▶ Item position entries
[start]

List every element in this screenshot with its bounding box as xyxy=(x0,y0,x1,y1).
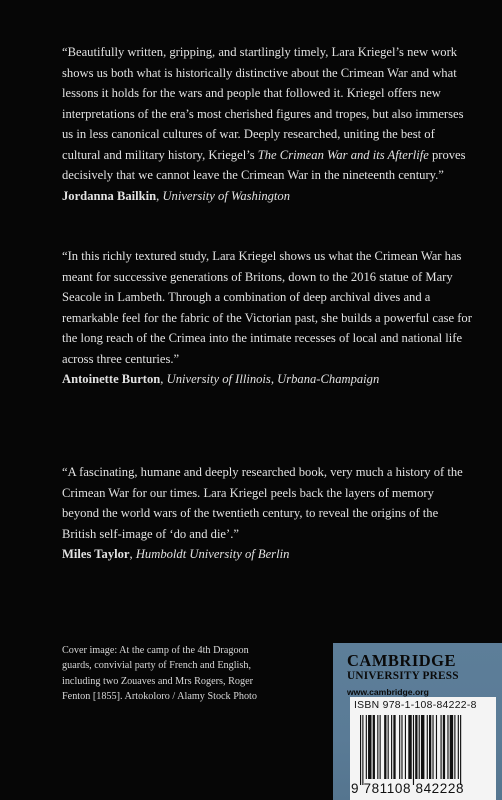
barcode-bar xyxy=(443,715,445,779)
barcode-bar xyxy=(401,715,402,779)
barcode-bar xyxy=(450,715,453,779)
endorsement-2-attribution: Antoinette Burton, University of Illinois, Urbana-Champaign xyxy=(62,372,380,386)
barcode-bar xyxy=(447,715,448,779)
barcode-bar xyxy=(405,715,406,779)
publisher-name: CAMBRIDGE xyxy=(347,651,457,670)
publisher-subtitle: UNIVERSITY PRESS xyxy=(347,670,459,682)
endorser-institution: University of Washington xyxy=(162,188,291,203)
barcode-bar xyxy=(399,715,400,779)
barcode-bar xyxy=(436,715,437,779)
barcode-bar xyxy=(388,715,389,779)
book-title: The Crimean War and its Afterlife xyxy=(257,147,429,162)
barcode-icon xyxy=(356,715,490,785)
barcode-bar xyxy=(384,715,386,779)
barcode-bar xyxy=(362,715,363,785)
barcode-bar xyxy=(419,715,420,779)
cover-image-credit: Cover image: At the camp of the 4th Dragoon guards, convivial party of French and English, including two Zouaves and Mrs Rogers, Roger Fenton [1855]. Artokoloro / Alamy Stock Photo xyxy=(62,645,257,702)
barcode-bar xyxy=(377,715,378,779)
barcode-bar xyxy=(380,715,381,779)
barcode-bar xyxy=(454,715,455,779)
endorsement-3 xyxy=(62,462,472,565)
barcode-bar xyxy=(413,715,414,785)
barcode-bar xyxy=(391,715,392,779)
barcode-bar xyxy=(366,715,367,779)
endorser-institution: University of Illinois, Urbana-Champaign xyxy=(166,372,380,386)
endorsement-1-attribution: Jordanna Bailkin, University of Washington xyxy=(62,188,291,203)
endorser-institution: Humboldt University of Berlin xyxy=(135,547,290,561)
barcode-digits: 9 781108 842228 xyxy=(351,781,465,796)
endorsement-1-text-end: proves decisively that we cannot leave the Crimean War in the nineteenth century.” xyxy=(62,147,466,182)
barcode-bar xyxy=(458,715,459,779)
publisher-url: www.cambridge.org xyxy=(347,687,429,697)
barcode-bar xyxy=(360,715,361,785)
endorsement-3-attribution: Miles Taylor, Humboldt University of Berlin xyxy=(62,547,290,561)
barcode-bar xyxy=(432,715,433,779)
endorsement-1-text xyxy=(62,42,472,186)
endorser-name: Jordanna Bailkin xyxy=(62,188,157,203)
isbn-label: ISBN 978-1-108-84222-8 xyxy=(354,700,477,711)
barcode-bar xyxy=(408,715,411,779)
endorsement-3-text: “A fascinating, humane and deeply researched book, very much a history of the Crimean War for our times. Lara Kriegel peels back the layers of memory beyond the world wars of the twentieth century, to reveal the origins of the British self-image of ‘do and die’.” xyxy=(62,465,463,541)
barcode-bar xyxy=(429,715,431,779)
barcode-bar xyxy=(393,715,395,779)
endorsement-1 xyxy=(62,42,472,206)
barcode-bar xyxy=(460,715,461,785)
endorsement-2-text: “In this richly textured study, Lara Kriegel shows us what the Crimean War has meant for successive generations of Britons, down to the 2016 statue of Mary Seacole in Lambeth. Through a combination of deep archival dives and a remarkable feel for the fabric of the Victorian past, she builds a powerful case for the long reach of the Crimea into the intimate recesses of local and national life across three centuries.” xyxy=(62,249,472,366)
barcode-bar xyxy=(368,715,371,779)
isbn-barcode xyxy=(350,697,496,800)
barcode-bar xyxy=(427,715,428,779)
barcode-bar xyxy=(373,715,375,779)
barcode-bar xyxy=(421,715,424,779)
endorser-name: Antoinette Burton xyxy=(62,372,161,386)
endorsement-2 xyxy=(62,246,472,390)
barcode-bar xyxy=(415,715,417,779)
endorser-name: Miles Taylor xyxy=(62,547,130,561)
barcode-bar xyxy=(441,715,442,779)
endorsement-1-text-part: “Beautifully written, gripping, and startlingly timely, Lara Kriegel’s new work shows us both what is historically distinctive about the Crimean War and what lessons it holds for the wars and people that followed it. Kriegel offers new interpretations of the era’s most cherished figures and tropes, but also immerses us in less canonical cultures of war. Deeply researched, uniting the best of cultural and military history, Kriegel’s xyxy=(62,45,464,162)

[end]

▶ GIVEN EXERCISE
Give back every line of the items above word for word, without the pictures.

▶ WRITTEN REPLY
List every element in this screenshot with its bounding box as xyxy=(x0,y0,x1,y1).
barcode-bar xyxy=(443,715,445,779)
barcode-bar xyxy=(401,715,402,779)
barcode-bar xyxy=(450,715,453,779)
endorsement-2-attribution: Antoinette Burton, University of Illinois, Urbana-Champaign xyxy=(62,372,380,386)
barcode-bar xyxy=(447,715,448,779)
barcode-bar xyxy=(405,715,406,779)
publisher-name: CAMBRIDGE xyxy=(347,651,457,670)
publisher-subtitle: UNIVERSITY PRESS xyxy=(347,670,459,682)
endorser-institution: University of Washington xyxy=(162,188,291,203)
barcode-bar xyxy=(399,715,400,779)
barcode-bar xyxy=(436,715,437,779)
barcode-bar xyxy=(388,715,389,779)
book-title: The Crimean War and its Afterlife xyxy=(257,147,429,162)
barcode-icon xyxy=(356,715,490,785)
barcode-bar xyxy=(384,715,386,779)
barcode-bar xyxy=(362,715,363,785)
barcode-bar xyxy=(419,715,420,779)
cover-image-credit: Cover image: At the camp of the 4th Dragoon guards, convivial party of French and English, including two Zouaves and Mrs Rogers, Roger Fenton [1855]. Artokoloro / Alamy Stock Photo xyxy=(62,645,257,702)
barcode-bar xyxy=(377,715,378,779)
barcode-bar xyxy=(380,715,381,779)
barcode-bar xyxy=(454,715,455,779)
endorsement-3 xyxy=(62,462,472,565)
barcode-bar xyxy=(413,715,414,785)
barcode-bar xyxy=(391,715,392,779)
barcode-bar xyxy=(366,715,367,779)
endorser-institution: University of Illinois, Urbana-Champaign xyxy=(166,372,380,386)
endorsement-1-attribution: Jordanna Bailkin, University of Washington xyxy=(62,188,291,203)
endorser-institution: Humboldt University of Berlin xyxy=(135,547,290,561)
barcode-digits: 9 781108 842228 xyxy=(351,781,465,796)
endorsement-1-text-end: proves decisively that we cannot leave the Crimean War in the nineteenth century.” xyxy=(62,147,466,182)
barcode-bar xyxy=(458,715,459,779)
publisher-url: www.cambridge.org xyxy=(347,687,429,697)
barcode-bar xyxy=(360,715,361,785)
endorsement-3-attribution: Miles Taylor, Humboldt University of Berlin xyxy=(62,547,290,561)
barcode-bar xyxy=(432,715,433,779)
endorsement-1-text xyxy=(62,42,472,186)
endorser-name: Jordanna Bailkin xyxy=(62,188,157,203)
isbn-label: ISBN 978-1-108-84222-8 xyxy=(354,700,477,711)
barcode-bar xyxy=(408,715,411,779)
endorsement-3-text: “A fascinating, humane and deeply researched book, very much a history of the Crimean War for our times. Lara Kriegel peels back the layers of memory beyond the world wars of the twentieth century, to reveal the origins of the British self-image of ‘do and die’.” xyxy=(62,465,463,541)
barcode-bar xyxy=(429,715,431,779)
barcode-bar xyxy=(393,715,395,779)
endorsement-1 xyxy=(62,42,472,206)
barcode-bar xyxy=(460,715,461,785)
endorsement-2-text: “In this richly textured study, Lara Kriegel shows us what the Crimean War has meant for successive generations of Britons, down to the 2016 statue of Mary Seacole in Lambeth. Through a combination of deep archival dives and a remarkable feel for the fabric of the Victorian past, she builds a powerful case for the long reach of the Crimea into the intimate recesses of local and national life across three centuries.” xyxy=(62,249,472,366)
barcode-bar xyxy=(368,715,371,779)
isbn-barcode xyxy=(350,697,496,800)
barcode-bar xyxy=(427,715,428,779)
barcode-bar xyxy=(373,715,375,779)
barcode-bar xyxy=(421,715,424,779)
endorser-name: Antoinette Burton xyxy=(62,372,161,386)
endorsement-2 xyxy=(62,246,472,390)
barcode-bar xyxy=(415,715,417,779)
endorser-name: Miles Taylor xyxy=(62,547,130,561)
barcode-bar xyxy=(441,715,442,779)
endorsement-1-text-part: “Beautifully written, gripping, and startlingly timely, Lara Kriegel’s new work shows us both what is historically distinctive about the Crimean War and what lessons it holds for the wars and people that followed it. Kriegel offers new interpretations of the era’s most cherished figures and tropes, but also immerses us in less canonical cultures of war. Deeply researched, uniting the best of cultural and military history, Kriegel’s xyxy=(62,45,464,162)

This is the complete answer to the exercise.